■ **WHAT NEEDS TO BE DONE**:
Search the listing below for "text". Copy each matching line.

== == ==

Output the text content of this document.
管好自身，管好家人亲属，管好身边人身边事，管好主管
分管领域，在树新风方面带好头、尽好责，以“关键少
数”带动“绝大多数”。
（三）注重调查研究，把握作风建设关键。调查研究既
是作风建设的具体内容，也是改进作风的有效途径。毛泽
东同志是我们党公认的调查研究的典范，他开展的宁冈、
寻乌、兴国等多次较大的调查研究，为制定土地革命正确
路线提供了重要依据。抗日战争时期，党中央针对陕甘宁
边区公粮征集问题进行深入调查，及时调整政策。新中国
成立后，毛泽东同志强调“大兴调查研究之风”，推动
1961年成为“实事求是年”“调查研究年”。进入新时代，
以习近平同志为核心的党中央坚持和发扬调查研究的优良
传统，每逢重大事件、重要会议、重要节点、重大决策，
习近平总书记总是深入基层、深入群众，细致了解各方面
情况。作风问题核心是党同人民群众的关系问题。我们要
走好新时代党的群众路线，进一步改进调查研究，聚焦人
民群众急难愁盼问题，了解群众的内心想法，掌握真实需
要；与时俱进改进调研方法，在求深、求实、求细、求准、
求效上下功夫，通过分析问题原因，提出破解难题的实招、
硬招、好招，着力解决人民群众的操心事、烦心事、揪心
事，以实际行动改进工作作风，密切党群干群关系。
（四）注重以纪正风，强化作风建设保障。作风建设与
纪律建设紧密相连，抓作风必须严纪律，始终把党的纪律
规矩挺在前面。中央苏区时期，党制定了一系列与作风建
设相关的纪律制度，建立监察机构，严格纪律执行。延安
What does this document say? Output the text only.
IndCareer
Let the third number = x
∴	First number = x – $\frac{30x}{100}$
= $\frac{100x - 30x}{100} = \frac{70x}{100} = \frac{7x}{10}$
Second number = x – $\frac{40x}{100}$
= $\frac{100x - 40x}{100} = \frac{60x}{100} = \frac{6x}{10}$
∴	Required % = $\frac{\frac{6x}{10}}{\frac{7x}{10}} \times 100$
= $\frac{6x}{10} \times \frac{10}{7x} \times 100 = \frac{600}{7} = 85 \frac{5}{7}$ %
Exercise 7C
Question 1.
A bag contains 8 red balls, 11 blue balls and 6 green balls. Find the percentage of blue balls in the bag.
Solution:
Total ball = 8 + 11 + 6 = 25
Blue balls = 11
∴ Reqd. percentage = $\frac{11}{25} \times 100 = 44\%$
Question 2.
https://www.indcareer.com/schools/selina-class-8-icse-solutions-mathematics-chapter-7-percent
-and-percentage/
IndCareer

== == ==

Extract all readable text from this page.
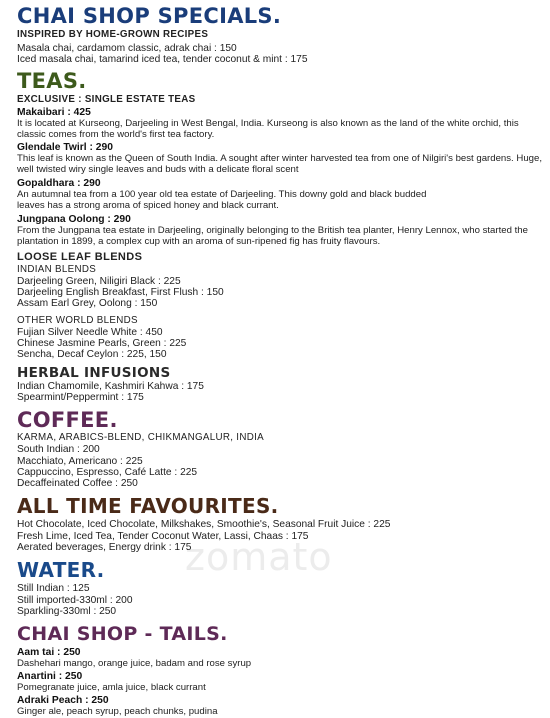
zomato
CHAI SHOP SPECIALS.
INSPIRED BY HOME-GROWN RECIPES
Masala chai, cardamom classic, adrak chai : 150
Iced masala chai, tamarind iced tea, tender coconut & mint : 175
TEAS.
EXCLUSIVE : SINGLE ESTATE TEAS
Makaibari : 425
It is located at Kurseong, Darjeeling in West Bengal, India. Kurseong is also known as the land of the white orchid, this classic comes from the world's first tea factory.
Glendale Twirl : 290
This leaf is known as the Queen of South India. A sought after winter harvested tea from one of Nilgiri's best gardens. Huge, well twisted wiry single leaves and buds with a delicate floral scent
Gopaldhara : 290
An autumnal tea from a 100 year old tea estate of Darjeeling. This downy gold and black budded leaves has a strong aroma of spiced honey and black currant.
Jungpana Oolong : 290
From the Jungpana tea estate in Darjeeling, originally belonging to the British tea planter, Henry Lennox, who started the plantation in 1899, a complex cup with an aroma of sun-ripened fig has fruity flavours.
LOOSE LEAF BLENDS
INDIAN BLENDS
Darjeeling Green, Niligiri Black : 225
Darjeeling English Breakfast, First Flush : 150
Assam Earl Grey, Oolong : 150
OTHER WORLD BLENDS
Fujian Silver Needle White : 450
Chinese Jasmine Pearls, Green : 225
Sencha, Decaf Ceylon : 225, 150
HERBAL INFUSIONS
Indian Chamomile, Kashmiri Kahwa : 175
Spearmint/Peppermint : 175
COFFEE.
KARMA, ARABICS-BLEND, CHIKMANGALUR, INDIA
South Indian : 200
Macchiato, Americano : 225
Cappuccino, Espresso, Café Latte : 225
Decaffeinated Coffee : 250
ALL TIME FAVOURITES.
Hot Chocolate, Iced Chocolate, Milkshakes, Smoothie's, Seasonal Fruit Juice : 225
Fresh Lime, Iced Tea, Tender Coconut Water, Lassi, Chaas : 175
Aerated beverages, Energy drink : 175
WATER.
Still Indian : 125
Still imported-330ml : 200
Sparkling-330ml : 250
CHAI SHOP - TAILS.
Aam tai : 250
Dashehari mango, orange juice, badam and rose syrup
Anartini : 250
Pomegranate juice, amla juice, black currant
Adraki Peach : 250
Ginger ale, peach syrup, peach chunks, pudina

== == ==

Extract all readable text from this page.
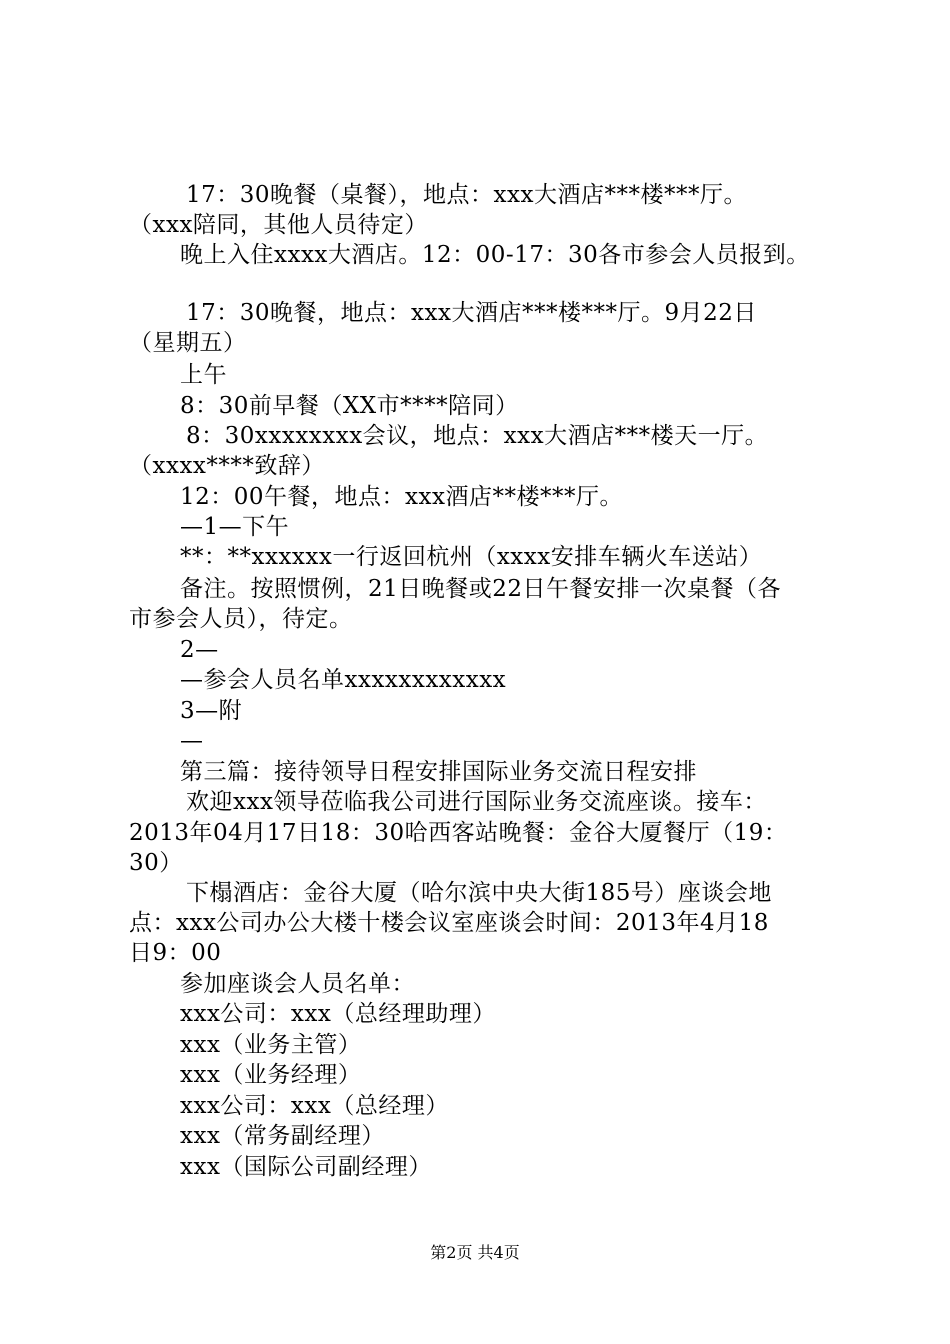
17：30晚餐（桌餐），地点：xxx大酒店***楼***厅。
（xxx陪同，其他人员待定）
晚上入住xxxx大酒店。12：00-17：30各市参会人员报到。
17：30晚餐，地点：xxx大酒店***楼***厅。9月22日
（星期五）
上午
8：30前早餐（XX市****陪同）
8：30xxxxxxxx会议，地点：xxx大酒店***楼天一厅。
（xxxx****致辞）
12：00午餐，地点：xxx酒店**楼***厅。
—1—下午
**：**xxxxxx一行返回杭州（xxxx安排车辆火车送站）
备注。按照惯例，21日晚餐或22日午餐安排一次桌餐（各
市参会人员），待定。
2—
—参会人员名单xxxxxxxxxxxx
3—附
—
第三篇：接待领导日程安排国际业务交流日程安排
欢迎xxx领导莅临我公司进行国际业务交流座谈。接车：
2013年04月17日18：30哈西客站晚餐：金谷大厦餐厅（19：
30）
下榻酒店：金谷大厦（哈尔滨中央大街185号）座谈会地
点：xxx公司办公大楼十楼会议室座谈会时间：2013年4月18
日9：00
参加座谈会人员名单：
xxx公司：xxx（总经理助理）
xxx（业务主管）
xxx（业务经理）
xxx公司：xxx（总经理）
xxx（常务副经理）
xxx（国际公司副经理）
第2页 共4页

== == ==

■ **CORRECT RESPONSE**:
Output the text content of this document.
What does this document say? Output the text only.
Extract all readable text from this page.
Extract all readable text from this page.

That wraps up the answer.